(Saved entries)
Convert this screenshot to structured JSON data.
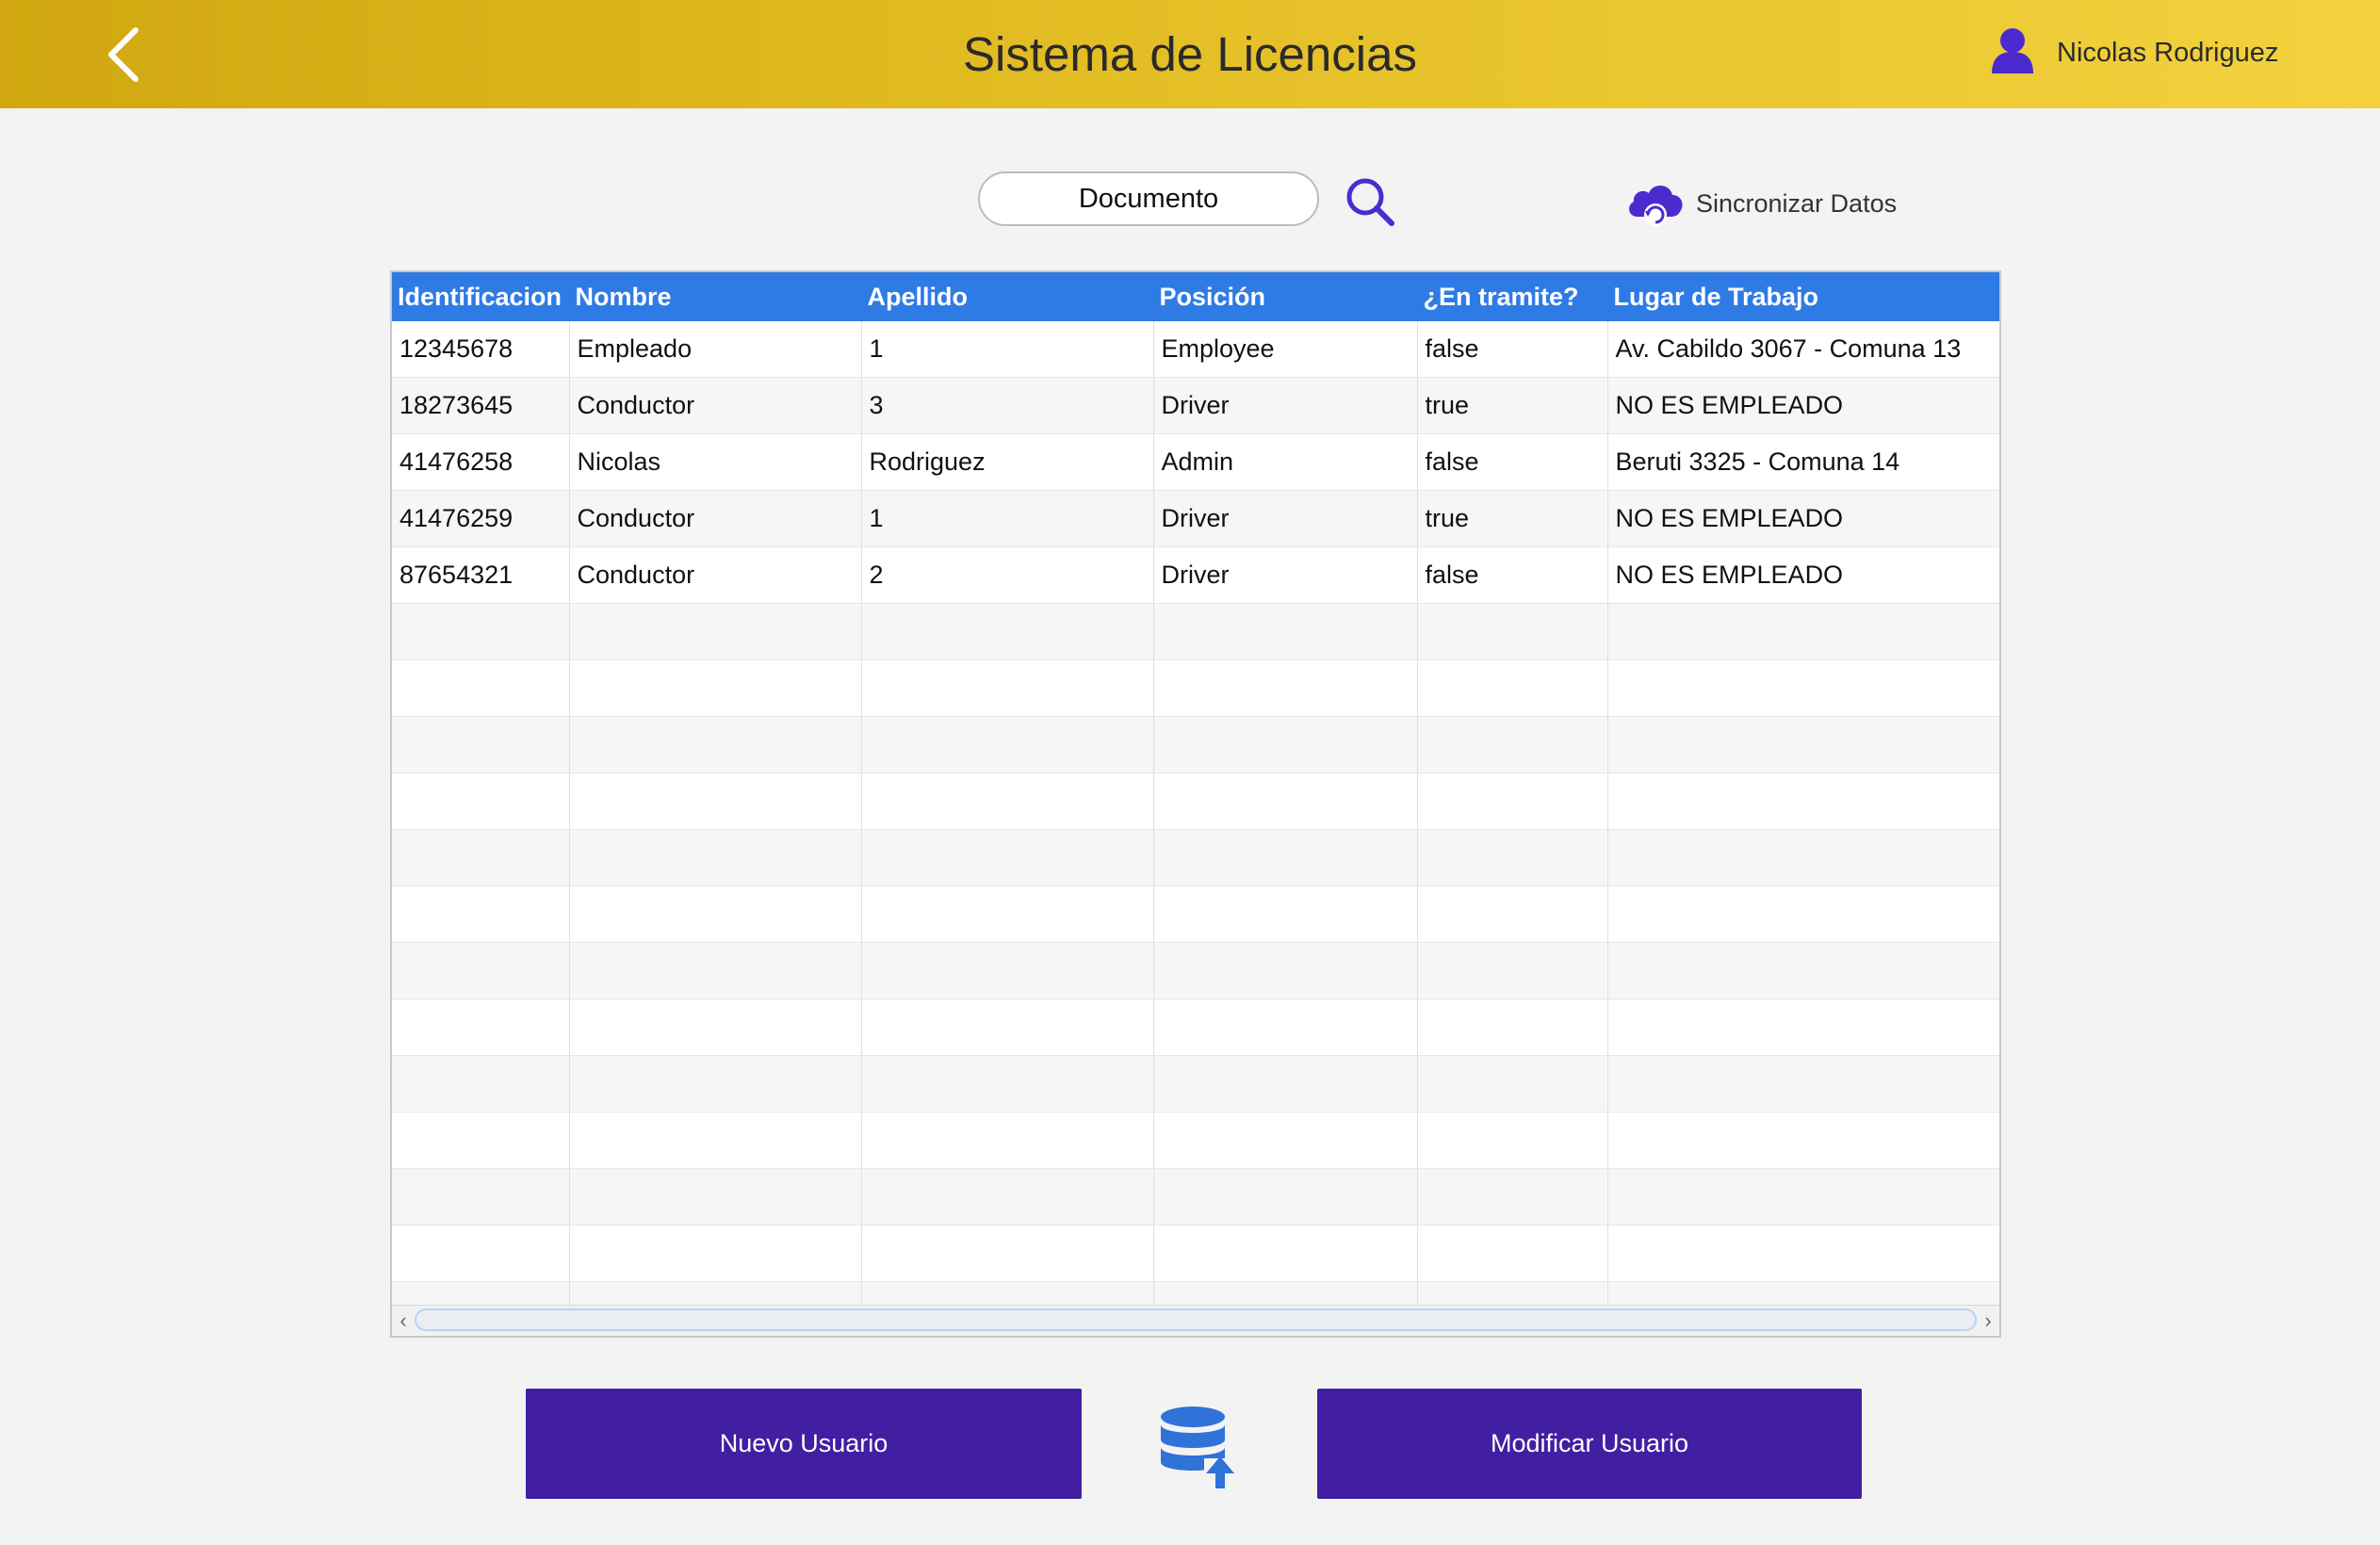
{
  "header": {
    "title": "Sistema de Licencias",
    "user_name": "Nicolas Rodriguez",
    "back_icon": "chevron-left-icon",
    "user_icon": "user-icon"
  },
  "search": {
    "placeholder": "Documento",
    "search_icon": "search-icon"
  },
  "sync": {
    "label": "Sincronizar Datos",
    "icon": "cloud-sync-icon"
  },
  "table": {
    "columns": [
      "Identificacion",
      "Nombre",
      "Apellido",
      "Posición",
      "¿En tramite?",
      "Lugar de Trabajo"
    ],
    "rows": [
      [
        "12345678",
        "Empleado",
        "1",
        "Employee",
        "false",
        "Av. Cabildo 3067 - Comuna 13"
      ],
      [
        "18273645",
        "Conductor",
        "3",
        "Driver",
        "true",
        "NO ES EMPLEADO"
      ],
      [
        "41476258",
        "Nicolas",
        "Rodriguez",
        "Admin",
        "false",
        "Beruti 3325 - Comuna 14"
      ],
      [
        "41476259",
        "Conductor",
        "1",
        "Driver",
        "true",
        "NO ES EMPLEADO"
      ],
      [
        "87654321",
        "Conductor",
        "2",
        "Driver",
        "false",
        "NO ES EMPLEADO"
      ]
    ]
  },
  "actions": {
    "new_user": "Nuevo Usuario",
    "modify_user": "Modificar Usuario",
    "db_icon": "database-upload-icon"
  },
  "colors": {
    "header_gradient_start": "#d0a710",
    "header_gradient_end": "#f3d23e",
    "table_header": "#2f7be6",
    "button": "#421ea3",
    "icon_accent": "#4b2bd0"
  }
}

REQUIRED WORK:
Copy each line of the records that contains the word "Comuna".

CORRECT ANSWER:
        "Av. Cabildo 3067 - Comuna 13"
        "Beruti 3325 - Comuna 14"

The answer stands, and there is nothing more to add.